━━━━━ Supplied information ━━━━━

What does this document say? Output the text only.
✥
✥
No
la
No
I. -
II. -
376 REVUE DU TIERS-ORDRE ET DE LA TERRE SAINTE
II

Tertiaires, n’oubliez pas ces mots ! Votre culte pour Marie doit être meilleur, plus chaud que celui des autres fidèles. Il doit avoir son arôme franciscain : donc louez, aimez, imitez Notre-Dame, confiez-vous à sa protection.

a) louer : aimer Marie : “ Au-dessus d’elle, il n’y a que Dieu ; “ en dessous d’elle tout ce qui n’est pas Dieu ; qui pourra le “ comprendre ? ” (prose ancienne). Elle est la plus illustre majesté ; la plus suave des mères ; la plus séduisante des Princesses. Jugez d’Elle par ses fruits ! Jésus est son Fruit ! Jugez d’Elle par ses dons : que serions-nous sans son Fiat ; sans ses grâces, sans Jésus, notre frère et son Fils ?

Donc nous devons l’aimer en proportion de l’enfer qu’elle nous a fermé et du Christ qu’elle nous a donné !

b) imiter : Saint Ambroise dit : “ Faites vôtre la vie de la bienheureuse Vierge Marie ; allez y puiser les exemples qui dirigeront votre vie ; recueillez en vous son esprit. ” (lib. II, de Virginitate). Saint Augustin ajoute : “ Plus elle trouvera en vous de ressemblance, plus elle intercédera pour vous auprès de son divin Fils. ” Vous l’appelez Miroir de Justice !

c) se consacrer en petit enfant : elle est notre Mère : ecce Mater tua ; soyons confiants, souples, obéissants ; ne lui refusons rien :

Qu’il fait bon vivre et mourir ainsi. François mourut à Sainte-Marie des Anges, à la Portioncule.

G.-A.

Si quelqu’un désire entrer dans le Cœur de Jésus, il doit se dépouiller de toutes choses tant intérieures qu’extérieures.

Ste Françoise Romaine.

━━━━━

Written instruction
Make an exact copy of the data above.

Output
What does this document say? Output the text only.
✥
✥
No
la
No
I. -
II. -
376 REVUE DU TIERS-ORDRE ET DE LA TERRE SAINTE
II

Tertiaires, n’oubliez pas ces mots ! Votre culte pour Marie doit être meilleur, plus chaud que celui des autres fidèles. Il doit avoir son arôme franciscain : donc louez, aimez, imitez Notre-Dame, confiez-vous à sa protection.

a) louer : aimer Marie : “ Au-dessus d’elle, il n’y a que Dieu ; “ en dessous d’elle tout ce qui n’est pas Dieu ; qui pourra le “ comprendre ? ” (prose ancienne). Elle est la plus illustre majesté ; la plus suave des mères ; la plus séduisante des Princesses. Jugez d’Elle par ses fruits ! Jésus est son Fruit ! Jugez d’Elle par ses dons : que serions-nous sans son Fiat ; sans ses grâces, sans Jésus, notre frère et son Fils ?

Donc nous devons l’aimer en proportion de l’enfer qu’elle nous a fermé et du Christ qu’elle nous a donné !

b) imiter : Saint Ambroise dit : “ Faites vôtre la vie de la bienheureuse Vierge Marie ; allez y puiser les exemples qui dirigeront votre vie ; recueillez en vous son esprit. ” (lib. II, de Virginitate). Saint Augustin ajoute : “ Plus elle trouvera en vous de ressemblance, plus elle intercédera pour vous auprès de son divin Fils. ” Vous l’appelez Miroir de Justice !

c) se consacrer en petit enfant : elle est notre Mère : ecce Mater tua ; soyons confiants, souples, obéissants ; ne lui refusons rien :

Qu’il fait bon vivre et mourir ainsi. François mourut à Sainte-Marie des Anges, à la Portioncule.

G.-A.

Si quelqu’un désire entrer dans le Cœur de Jésus, il doit se dépouiller de toutes choses tant intérieures qu’extérieures.

Ste Françoise Romaine.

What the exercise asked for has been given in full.